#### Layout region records
######

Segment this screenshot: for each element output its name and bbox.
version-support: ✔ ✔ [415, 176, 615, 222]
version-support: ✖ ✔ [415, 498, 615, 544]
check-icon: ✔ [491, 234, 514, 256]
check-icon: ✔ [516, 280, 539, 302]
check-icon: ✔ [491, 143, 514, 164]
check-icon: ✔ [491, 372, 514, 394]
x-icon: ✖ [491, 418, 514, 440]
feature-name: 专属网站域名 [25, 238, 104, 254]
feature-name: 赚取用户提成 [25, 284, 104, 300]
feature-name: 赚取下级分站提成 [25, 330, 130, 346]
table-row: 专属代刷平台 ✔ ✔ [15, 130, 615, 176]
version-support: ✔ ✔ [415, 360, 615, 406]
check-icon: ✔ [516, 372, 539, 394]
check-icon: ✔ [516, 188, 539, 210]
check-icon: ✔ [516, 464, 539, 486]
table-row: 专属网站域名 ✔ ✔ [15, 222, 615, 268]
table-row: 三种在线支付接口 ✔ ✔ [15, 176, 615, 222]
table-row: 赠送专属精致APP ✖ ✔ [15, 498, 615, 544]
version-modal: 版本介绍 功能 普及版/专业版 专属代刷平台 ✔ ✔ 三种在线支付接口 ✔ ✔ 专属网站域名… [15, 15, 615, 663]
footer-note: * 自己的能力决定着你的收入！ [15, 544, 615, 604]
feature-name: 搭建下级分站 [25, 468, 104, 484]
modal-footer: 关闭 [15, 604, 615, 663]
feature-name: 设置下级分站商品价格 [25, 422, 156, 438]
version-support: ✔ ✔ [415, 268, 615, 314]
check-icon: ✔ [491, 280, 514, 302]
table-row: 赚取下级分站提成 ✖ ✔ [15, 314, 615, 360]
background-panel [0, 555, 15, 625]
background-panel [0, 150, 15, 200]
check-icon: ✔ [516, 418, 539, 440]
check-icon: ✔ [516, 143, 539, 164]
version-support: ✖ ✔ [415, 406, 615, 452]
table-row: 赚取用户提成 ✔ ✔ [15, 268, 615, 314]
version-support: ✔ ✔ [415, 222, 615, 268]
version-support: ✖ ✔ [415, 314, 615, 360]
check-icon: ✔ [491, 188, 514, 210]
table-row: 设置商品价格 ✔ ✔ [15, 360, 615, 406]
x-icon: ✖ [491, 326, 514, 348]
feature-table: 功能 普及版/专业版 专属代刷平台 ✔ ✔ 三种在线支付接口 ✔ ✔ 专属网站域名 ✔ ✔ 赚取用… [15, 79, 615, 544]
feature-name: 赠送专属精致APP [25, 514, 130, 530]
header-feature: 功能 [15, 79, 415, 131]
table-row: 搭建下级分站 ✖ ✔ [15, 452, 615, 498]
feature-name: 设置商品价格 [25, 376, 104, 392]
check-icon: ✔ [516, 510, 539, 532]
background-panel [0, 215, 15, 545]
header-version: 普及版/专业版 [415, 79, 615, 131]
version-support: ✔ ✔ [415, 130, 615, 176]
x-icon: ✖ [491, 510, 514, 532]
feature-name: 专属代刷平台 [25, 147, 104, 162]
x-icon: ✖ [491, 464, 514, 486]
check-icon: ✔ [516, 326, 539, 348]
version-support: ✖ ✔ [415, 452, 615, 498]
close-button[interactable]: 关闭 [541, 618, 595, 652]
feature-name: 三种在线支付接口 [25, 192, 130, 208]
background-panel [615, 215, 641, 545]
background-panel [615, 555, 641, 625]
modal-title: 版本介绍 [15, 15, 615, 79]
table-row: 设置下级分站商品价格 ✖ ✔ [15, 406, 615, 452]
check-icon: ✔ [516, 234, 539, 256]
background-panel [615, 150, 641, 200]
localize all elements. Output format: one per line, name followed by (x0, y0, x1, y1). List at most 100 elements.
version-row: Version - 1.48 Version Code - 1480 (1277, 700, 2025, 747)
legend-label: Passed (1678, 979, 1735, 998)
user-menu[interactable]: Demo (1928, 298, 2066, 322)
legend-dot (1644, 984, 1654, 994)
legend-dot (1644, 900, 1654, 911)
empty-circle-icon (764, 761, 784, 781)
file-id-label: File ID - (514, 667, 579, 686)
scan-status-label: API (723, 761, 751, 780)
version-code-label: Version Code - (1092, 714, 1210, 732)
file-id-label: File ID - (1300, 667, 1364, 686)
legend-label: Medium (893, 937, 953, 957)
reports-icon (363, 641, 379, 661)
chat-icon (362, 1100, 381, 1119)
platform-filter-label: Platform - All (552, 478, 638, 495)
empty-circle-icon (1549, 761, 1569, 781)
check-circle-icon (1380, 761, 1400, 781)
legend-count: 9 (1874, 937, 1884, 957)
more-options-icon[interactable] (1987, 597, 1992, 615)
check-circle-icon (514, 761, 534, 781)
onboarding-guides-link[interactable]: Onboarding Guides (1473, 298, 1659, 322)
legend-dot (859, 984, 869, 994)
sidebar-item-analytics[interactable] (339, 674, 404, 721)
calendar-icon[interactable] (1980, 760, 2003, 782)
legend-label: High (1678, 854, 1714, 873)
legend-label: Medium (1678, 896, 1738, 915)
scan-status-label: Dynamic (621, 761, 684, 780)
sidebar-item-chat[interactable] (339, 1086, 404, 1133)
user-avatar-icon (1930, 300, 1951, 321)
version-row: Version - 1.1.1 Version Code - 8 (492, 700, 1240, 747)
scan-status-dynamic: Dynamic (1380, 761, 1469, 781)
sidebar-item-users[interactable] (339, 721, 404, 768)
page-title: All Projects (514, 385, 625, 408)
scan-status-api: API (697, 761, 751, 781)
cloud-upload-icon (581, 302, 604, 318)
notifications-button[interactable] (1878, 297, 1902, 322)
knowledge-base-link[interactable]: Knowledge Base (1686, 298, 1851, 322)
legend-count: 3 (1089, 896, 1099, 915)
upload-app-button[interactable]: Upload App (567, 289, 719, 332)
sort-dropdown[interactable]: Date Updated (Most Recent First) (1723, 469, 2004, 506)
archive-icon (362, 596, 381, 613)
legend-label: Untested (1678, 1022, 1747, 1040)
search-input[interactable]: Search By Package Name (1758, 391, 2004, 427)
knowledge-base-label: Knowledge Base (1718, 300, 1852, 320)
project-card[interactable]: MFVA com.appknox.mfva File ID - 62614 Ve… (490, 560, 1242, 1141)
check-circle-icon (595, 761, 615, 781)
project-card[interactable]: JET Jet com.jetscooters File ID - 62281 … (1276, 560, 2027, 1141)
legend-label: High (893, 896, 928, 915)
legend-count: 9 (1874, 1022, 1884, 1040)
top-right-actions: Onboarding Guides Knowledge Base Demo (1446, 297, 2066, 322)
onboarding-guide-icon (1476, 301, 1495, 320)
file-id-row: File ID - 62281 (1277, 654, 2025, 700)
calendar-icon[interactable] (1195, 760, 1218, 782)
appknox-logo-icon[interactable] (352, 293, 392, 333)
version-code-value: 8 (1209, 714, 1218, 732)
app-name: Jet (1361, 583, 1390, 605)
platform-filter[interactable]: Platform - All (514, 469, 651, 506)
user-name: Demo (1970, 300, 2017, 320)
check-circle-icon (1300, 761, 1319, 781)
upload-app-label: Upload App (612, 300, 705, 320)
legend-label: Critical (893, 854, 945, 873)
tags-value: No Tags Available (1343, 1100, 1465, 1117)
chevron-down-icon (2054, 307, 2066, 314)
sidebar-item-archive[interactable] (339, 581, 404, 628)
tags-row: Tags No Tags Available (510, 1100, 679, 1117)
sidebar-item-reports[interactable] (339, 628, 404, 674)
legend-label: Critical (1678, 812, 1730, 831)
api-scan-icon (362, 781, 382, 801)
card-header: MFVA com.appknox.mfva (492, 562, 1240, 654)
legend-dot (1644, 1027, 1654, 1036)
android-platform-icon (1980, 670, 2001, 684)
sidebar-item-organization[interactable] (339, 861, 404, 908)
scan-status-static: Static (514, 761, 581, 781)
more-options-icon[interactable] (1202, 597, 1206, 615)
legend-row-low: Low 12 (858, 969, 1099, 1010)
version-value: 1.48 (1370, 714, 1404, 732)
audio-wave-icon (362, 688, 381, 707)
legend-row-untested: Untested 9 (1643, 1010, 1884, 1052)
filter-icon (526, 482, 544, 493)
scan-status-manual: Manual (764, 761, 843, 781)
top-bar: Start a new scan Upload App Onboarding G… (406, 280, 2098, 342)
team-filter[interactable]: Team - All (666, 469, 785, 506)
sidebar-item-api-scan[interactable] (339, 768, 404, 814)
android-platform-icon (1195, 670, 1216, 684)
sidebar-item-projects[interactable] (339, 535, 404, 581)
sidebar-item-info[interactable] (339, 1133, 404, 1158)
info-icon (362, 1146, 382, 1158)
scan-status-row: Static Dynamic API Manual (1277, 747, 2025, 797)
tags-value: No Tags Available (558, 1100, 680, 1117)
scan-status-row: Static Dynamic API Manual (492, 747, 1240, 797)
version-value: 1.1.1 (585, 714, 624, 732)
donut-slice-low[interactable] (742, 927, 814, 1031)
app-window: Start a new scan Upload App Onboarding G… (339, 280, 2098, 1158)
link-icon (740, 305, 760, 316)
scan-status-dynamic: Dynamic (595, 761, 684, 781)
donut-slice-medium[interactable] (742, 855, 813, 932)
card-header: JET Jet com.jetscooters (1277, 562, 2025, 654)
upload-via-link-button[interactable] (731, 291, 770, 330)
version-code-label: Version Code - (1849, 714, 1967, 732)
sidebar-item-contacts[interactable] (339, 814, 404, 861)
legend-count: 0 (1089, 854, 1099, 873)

######

#### What the task asks
Pull out each line of the layout region records in which the string "circle" appears.

#### Result
empty-circle-icon (764, 761, 784, 781)
empty-circle-icon (1549, 761, 1569, 781)
check-circle-icon (1380, 761, 1400, 781)
check-circle-icon (514, 761, 534, 781)
check-circle-icon (595, 761, 615, 781)
check-circle-icon (1300, 761, 1319, 781)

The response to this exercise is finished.